- PROBLEM REQUIREMENTS -
Copy out every line of the entries below word for word, with nothing added or changed.

- DATA SHOWN -
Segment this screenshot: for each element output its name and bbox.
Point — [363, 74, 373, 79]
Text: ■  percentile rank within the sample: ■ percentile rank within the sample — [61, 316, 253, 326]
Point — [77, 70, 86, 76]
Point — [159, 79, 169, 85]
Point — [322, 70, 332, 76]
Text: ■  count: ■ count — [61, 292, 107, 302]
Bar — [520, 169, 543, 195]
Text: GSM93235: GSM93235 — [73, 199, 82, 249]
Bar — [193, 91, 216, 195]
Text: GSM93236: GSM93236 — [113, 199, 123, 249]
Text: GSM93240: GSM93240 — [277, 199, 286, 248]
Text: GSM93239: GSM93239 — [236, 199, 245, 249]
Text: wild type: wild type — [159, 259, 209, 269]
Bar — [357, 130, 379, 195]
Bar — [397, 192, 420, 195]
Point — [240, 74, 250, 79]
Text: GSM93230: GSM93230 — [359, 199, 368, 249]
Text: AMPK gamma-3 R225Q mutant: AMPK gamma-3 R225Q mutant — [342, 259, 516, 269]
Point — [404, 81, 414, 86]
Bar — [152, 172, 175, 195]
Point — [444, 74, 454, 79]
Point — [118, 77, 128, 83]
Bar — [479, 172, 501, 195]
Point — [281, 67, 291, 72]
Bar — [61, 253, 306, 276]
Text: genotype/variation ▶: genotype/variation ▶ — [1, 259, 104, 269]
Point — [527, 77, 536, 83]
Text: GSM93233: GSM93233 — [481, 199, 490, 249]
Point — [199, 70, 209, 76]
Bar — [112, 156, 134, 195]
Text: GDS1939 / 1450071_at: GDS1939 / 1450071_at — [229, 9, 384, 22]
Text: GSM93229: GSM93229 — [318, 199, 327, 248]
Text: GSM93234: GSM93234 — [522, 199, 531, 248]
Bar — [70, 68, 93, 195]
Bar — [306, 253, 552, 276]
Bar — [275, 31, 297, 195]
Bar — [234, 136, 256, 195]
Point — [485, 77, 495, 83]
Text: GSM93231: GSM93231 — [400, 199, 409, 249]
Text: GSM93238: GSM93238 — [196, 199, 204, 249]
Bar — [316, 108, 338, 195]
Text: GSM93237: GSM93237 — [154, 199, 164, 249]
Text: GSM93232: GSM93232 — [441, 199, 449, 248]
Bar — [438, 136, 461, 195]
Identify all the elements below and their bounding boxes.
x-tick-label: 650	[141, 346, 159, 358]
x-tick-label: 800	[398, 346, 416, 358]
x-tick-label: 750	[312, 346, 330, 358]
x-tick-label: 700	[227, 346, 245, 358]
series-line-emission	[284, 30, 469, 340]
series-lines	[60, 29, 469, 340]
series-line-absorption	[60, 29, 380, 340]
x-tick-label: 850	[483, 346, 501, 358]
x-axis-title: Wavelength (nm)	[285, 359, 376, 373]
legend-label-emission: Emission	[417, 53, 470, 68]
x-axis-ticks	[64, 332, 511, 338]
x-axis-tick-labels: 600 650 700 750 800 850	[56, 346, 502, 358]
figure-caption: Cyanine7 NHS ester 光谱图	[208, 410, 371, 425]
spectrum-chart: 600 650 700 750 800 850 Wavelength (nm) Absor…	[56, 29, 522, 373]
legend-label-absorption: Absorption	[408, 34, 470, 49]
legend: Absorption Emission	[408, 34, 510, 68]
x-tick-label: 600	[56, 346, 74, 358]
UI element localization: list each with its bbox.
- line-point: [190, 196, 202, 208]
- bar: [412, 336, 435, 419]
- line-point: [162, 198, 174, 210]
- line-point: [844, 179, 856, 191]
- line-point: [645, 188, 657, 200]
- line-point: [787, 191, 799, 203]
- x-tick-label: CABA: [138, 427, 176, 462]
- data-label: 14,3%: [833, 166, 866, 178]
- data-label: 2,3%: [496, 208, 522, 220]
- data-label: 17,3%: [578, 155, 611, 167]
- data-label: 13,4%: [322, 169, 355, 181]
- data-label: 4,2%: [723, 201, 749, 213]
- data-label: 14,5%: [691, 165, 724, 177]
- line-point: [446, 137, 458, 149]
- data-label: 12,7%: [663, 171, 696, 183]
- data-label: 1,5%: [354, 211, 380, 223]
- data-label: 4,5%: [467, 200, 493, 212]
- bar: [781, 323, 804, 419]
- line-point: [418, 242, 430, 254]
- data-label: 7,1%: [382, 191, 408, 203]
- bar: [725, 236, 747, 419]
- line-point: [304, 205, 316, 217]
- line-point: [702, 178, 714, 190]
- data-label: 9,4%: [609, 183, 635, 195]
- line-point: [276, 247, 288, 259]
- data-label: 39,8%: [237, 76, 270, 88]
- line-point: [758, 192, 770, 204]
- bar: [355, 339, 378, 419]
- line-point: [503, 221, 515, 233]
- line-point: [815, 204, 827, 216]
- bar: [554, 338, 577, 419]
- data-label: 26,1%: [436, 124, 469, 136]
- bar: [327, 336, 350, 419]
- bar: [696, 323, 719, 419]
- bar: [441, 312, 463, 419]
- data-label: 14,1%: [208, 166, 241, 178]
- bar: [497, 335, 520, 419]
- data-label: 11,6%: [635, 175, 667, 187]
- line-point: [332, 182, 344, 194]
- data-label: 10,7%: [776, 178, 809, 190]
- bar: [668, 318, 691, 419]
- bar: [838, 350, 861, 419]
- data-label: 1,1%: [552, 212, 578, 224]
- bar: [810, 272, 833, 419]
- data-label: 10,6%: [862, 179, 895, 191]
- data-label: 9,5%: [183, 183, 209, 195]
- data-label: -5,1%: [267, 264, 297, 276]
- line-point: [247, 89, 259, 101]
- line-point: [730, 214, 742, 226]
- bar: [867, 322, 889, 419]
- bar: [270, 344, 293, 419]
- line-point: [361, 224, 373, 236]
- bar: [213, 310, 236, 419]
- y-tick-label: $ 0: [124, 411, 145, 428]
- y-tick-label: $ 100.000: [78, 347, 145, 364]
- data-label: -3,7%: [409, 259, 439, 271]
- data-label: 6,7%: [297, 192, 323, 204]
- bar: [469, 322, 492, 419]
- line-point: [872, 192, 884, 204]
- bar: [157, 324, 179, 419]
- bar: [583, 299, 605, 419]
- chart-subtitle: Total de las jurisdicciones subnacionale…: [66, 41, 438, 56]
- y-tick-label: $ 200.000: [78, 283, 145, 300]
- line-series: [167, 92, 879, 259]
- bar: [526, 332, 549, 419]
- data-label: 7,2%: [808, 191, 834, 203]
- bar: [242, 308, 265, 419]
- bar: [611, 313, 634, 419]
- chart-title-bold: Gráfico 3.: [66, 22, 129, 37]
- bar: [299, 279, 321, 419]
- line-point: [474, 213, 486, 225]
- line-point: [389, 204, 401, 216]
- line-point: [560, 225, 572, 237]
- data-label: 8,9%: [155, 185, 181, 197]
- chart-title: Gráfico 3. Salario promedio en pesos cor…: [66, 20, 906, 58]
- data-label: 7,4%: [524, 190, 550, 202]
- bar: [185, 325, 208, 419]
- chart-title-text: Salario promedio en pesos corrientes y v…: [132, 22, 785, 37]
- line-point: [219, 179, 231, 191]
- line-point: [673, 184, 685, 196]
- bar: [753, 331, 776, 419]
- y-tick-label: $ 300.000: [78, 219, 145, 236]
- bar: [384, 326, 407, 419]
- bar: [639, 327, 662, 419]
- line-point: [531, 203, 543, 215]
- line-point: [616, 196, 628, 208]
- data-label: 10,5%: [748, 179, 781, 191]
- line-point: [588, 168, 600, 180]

- OUTPUT -
Segment this screenshot: for each element output its name and bbox.
Point — [363, 74, 373, 79]
Text: ■  percentile rank within the sample: ■ percentile rank within the sample — [61, 316, 253, 326]
Point — [77, 70, 86, 76]
Point — [159, 79, 169, 85]
Point — [322, 70, 332, 76]
Text: ■  count: ■ count — [61, 292, 107, 302]
Bar — [520, 169, 543, 195]
Text: GSM93235: GSM93235 — [73, 199, 82, 249]
Bar — [193, 91, 216, 195]
Text: GSM93236: GSM93236 — [113, 199, 123, 249]
Text: GSM93240: GSM93240 — [277, 199, 286, 248]
Text: GSM93239: GSM93239 — [236, 199, 245, 249]
Text: wild type: wild type — [159, 259, 209, 269]
Bar — [357, 130, 379, 195]
Bar — [397, 192, 420, 195]
Point — [240, 74, 250, 79]
Text: GSM93230: GSM93230 — [359, 199, 368, 249]
Text: AMPK gamma-3 R225Q mutant: AMPK gamma-3 R225Q mutant — [342, 259, 516, 269]
Point — [404, 81, 414, 86]
Bar — [152, 172, 175, 195]
Point — [444, 74, 454, 79]
Point — [118, 77, 128, 83]
Bar — [479, 172, 501, 195]
Point — [281, 67, 291, 72]
Bar — [61, 253, 306, 276]
Text: genotype/variation ▶: genotype/variation ▶ — [1, 259, 104, 269]
Point — [527, 77, 536, 83]
Text: GSM93233: GSM93233 — [481, 199, 490, 249]
Point — [199, 70, 209, 76]
Bar — [112, 156, 134, 195]
Text: GDS1939 / 1450071_at: GDS1939 / 1450071_at — [229, 9, 384, 22]
Text: GSM93229: GSM93229 — [318, 199, 327, 248]
Text: GSM93234: GSM93234 — [522, 199, 531, 248]
Bar — [70, 68, 93, 195]
Bar — [306, 253, 552, 276]
Bar — [275, 31, 297, 195]
Bar — [234, 136, 256, 195]
Point — [485, 77, 495, 83]
Text: GSM93231: GSM93231 — [400, 199, 409, 249]
Text: GSM93238: GSM93238 — [196, 199, 204, 249]
Bar — [316, 108, 338, 195]
Text: GSM93237: GSM93237 — [154, 199, 164, 249]
Text: GSM93232: GSM93232 — [441, 199, 449, 248]
Bar — [438, 136, 461, 195]
Identify all the elements below and their bounding boxes.
x-tick-label: 650	[141, 346, 159, 358]
x-tick-label: 800	[398, 346, 416, 358]
x-tick-label: 750	[312, 346, 330, 358]
x-tick-label: 700	[227, 346, 245, 358]
series-line-emission	[284, 30, 469, 340]
series-lines	[60, 29, 469, 340]
series-line-absorption	[60, 29, 380, 340]
x-tick-label: 850	[483, 346, 501, 358]
x-axis-title: Wavelength (nm)	[285, 359, 376, 373]
legend-label-emission: Emission	[417, 53, 470, 68]
x-axis-ticks	[64, 332, 511, 338]
x-axis-tick-labels: 600 650 700 750 800 850	[56, 346, 502, 358]
figure-caption: Cyanine7 NHS ester 光谱图	[208, 410, 371, 425]
spectrum-chart: 600 650 700 750 800 850 Wavelength (nm) Absor…	[56, 29, 522, 373]
legend-label-absorption: Absorption	[408, 34, 470, 49]
legend: Absorption Emission	[408, 34, 510, 68]
x-tick-label: 600	[56, 346, 74, 358]
UI element localization: list each with its bbox.
- line-point: [190, 196, 202, 208]
- bar: [412, 336, 435, 419]
- line-point: [162, 198, 174, 210]
- line-point: [844, 179, 856, 191]
- line-point: [645, 188, 657, 200]
- line-point: [787, 191, 799, 203]
- x-tick-label: CABA: [138, 427, 176, 462]
- data-label: 14,3%: [833, 166, 866, 178]
- data-label: 2,3%: [496, 208, 522, 220]
- data-label: 17,3%: [578, 155, 611, 167]
- data-label: 13,4%: [322, 169, 355, 181]
- data-label: 4,2%: [723, 201, 749, 213]
- data-label: 14,5%: [691, 165, 724, 177]
- line-point: [446, 137, 458, 149]
- data-label: 12,7%: [663, 171, 696, 183]
- data-label: 1,5%: [354, 211, 380, 223]
- data-label: 4,5%: [467, 200, 493, 212]
- bar: [781, 323, 804, 419]
- line-point: [418, 242, 430, 254]
- data-label: 7,1%: [382, 191, 408, 203]
- bar: [725, 236, 747, 419]
- line-point: [304, 205, 316, 217]
- line-point: [702, 178, 714, 190]
- data-label: 9,4%: [609, 183, 635, 195]
- line-point: [276, 247, 288, 259]
- data-label: 39,8%: [237, 76, 270, 88]
- line-point: [758, 192, 770, 204]
- bar: [355, 339, 378, 419]
- line-point: [503, 221, 515, 233]
- line-point: [815, 204, 827, 216]
- bar: [554, 338, 577, 419]
- data-label: 26,1%: [436, 124, 469, 136]
- bar: [327, 336, 350, 419]
- bar: [696, 323, 719, 419]
- bar: [441, 312, 463, 419]
- data-label: 14,1%: [208, 166, 241, 178]
- bar: [497, 335, 520, 419]
- data-label: 11,6%: [635, 175, 667, 187]
- line-point: [332, 182, 344, 194]
- data-label: 10,7%: [776, 178, 809, 190]
- bar: [668, 318, 691, 419]
- bar: [838, 350, 861, 419]
- data-label: 1,1%: [552, 212, 578, 224]
- bar: [810, 272, 833, 419]
- data-label: 10,6%: [862, 179, 895, 191]
- data-label: 9,5%: [183, 183, 209, 195]
- data-label: -5,1%: [267, 264, 297, 276]
- line-point: [247, 89, 259, 101]
- line-point: [730, 214, 742, 226]
- bar: [867, 322, 889, 419]
- bar: [270, 344, 293, 419]
- line-point: [361, 224, 373, 236]
- bar: [213, 310, 236, 419]
- y-tick-label: $ 0: [124, 411, 145, 428]
- y-tick-label: $ 100.000: [78, 347, 145, 364]
- data-label: -3,7%: [409, 259, 439, 271]
- data-label: 6,7%: [297, 192, 323, 204]
- bar: [469, 322, 492, 419]
- line-point: [872, 192, 884, 204]
- bar: [157, 324, 179, 419]
- bar: [583, 299, 605, 419]
- chart-subtitle: Total de las jurisdicciones subnacionale…: [66, 41, 438, 56]
- y-tick-label: $ 200.000: [78, 283, 145, 300]
- line-series: [167, 92, 879, 259]
- bar: [526, 332, 549, 419]
- data-label: 7,2%: [808, 191, 834, 203]
- bar: [242, 308, 265, 419]
- bar: [611, 313, 634, 419]
- chart-title-bold: Gráfico 3.: [66, 22, 129, 37]
- bar: [299, 279, 321, 419]
- line-point: [474, 213, 486, 225]
- line-point: [389, 204, 401, 216]
- line-point: [560, 225, 572, 237]
- data-label: 8,9%: [155, 185, 181, 197]
- chart-title: Gráfico 3. Salario promedio en pesos cor…: [66, 20, 906, 58]
- data-label: 7,4%: [524, 190, 550, 202]
- bar: [185, 325, 208, 419]
- chart-title-text: Salario promedio en pesos corrientes y v…: [132, 22, 785, 37]
- line-point: [219, 179, 231, 191]
- line-point: [673, 184, 685, 196]
- bar: [753, 331, 776, 419]
- y-tick-label: $ 300.000: [78, 219, 145, 236]
- bar: [384, 326, 407, 419]
- bar: [639, 327, 662, 419]
- line-point: [531, 203, 543, 215]
- line-point: [616, 196, 628, 208]
- data-label: 10,5%: [748, 179, 781, 191]
- line-point: [588, 168, 600, 180]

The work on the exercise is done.